Input material:
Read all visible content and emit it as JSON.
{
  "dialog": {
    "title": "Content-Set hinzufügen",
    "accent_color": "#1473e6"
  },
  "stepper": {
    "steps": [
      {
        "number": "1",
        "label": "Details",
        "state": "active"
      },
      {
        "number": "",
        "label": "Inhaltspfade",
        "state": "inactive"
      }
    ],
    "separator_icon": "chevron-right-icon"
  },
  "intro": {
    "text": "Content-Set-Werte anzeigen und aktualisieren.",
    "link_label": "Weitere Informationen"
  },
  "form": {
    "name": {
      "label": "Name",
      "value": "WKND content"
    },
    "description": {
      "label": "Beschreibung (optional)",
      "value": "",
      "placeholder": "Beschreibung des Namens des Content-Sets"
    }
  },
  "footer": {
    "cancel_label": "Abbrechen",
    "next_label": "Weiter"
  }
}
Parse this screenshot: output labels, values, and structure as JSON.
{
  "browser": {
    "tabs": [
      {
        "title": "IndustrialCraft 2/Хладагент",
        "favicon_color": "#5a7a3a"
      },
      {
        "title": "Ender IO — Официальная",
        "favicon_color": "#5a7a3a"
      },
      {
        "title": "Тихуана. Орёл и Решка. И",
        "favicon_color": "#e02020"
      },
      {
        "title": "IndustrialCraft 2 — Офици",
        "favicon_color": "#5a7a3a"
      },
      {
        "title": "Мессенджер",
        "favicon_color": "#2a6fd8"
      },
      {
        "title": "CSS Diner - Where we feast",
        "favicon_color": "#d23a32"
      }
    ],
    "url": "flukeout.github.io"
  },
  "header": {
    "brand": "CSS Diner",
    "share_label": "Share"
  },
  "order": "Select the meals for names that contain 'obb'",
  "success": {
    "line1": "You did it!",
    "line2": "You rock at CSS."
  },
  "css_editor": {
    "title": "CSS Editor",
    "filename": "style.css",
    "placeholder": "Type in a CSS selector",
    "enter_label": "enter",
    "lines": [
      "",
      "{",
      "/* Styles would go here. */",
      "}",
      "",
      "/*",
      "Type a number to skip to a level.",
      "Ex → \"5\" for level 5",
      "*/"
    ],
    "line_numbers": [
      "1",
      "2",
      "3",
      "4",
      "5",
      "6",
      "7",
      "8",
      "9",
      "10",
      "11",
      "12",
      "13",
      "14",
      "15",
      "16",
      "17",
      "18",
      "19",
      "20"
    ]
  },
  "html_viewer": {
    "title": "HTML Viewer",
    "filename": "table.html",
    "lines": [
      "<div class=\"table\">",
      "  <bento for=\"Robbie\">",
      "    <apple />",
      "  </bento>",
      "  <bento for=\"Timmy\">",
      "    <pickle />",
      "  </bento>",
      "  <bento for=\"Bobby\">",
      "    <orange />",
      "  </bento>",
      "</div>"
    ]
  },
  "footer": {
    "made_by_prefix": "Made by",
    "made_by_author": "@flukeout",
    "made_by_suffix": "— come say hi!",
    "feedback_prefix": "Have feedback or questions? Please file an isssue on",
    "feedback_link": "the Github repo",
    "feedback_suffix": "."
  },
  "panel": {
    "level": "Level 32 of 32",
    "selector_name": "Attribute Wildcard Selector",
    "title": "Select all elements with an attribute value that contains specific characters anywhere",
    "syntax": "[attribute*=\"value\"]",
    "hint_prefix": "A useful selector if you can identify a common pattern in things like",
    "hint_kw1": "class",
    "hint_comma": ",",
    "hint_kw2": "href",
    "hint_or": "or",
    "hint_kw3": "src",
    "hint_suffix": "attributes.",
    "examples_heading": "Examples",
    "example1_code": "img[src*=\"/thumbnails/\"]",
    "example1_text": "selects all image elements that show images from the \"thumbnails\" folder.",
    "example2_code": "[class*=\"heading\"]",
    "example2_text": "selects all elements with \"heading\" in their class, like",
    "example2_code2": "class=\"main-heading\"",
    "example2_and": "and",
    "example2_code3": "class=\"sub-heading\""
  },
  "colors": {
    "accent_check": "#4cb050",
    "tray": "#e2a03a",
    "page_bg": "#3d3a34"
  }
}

Description of the task: Scan the data for the word "like" and copy every line where it shows up.

Written response:
    "hint_prefix": "A useful selector if you can identify a common pattern in things like",
    "example2_text": "selects all elements with \"heading\" in their class, like",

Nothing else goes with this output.